» Work to be completed:
Keep every line where the word "учреждения" appears; drop the rest.

» The data:
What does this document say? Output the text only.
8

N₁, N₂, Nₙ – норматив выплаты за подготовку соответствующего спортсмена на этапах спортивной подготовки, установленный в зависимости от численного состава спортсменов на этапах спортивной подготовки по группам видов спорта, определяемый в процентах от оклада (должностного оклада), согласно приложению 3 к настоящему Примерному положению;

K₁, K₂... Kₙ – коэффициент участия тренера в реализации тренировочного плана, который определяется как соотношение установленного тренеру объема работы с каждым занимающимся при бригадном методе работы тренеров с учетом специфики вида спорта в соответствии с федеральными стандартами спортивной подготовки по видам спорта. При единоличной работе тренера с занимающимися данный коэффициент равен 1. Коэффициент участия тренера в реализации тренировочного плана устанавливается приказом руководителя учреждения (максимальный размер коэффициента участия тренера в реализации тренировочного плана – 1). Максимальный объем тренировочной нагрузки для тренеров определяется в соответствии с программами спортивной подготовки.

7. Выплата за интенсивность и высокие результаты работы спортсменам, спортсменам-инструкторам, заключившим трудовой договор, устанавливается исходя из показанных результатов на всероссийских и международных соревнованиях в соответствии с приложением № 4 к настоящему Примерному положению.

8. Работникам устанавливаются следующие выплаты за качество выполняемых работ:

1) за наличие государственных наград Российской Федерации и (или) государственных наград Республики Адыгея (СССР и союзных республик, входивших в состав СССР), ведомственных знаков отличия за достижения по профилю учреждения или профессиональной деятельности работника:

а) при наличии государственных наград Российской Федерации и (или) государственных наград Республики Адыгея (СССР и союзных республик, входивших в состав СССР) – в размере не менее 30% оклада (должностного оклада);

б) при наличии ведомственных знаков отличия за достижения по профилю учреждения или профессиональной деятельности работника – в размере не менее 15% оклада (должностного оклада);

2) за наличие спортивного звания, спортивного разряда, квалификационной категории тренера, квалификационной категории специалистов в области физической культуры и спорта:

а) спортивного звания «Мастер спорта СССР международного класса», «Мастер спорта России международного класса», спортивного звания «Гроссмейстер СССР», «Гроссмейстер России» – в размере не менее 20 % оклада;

» Exercise result:
K₁, K₂... Kₙ – коэффициент участия тренера в реализации тренировочного плана, который определяется как соотношение установленного тренеру объема работы с каждым занимающимся при бригадном методе работы тренеров с учетом специфики вида спорта в соответствии с федеральными стандартами спортивной подготовки по видам спорта. При единоличной работе тренера с занимающимися данный коэффициент равен 1. Коэффициент участия тренера в реализации тренировочного плана устанавливается приказом руководителя учреждения (максимальный размер коэффициента участия тренера в реализации тренировочного плана – 1). Максимальный объем тренировочной нагрузки для тренеров определяется в соответствии с программами спортивной подготовки.
1) за наличие государственных наград Российской Федерации и (или) государственных наград Республики Адыгея (СССР и союзных республик, входивших в состав СССР), ведомственных знаков отличия за достижения по профилю учреждения или профессиональной деятельности работника:
б) при наличии ведомственных знаков отличия за достижения по профилю учреждения или профессиональной деятельности работника – в размере не менее 15% оклада (должностного оклада);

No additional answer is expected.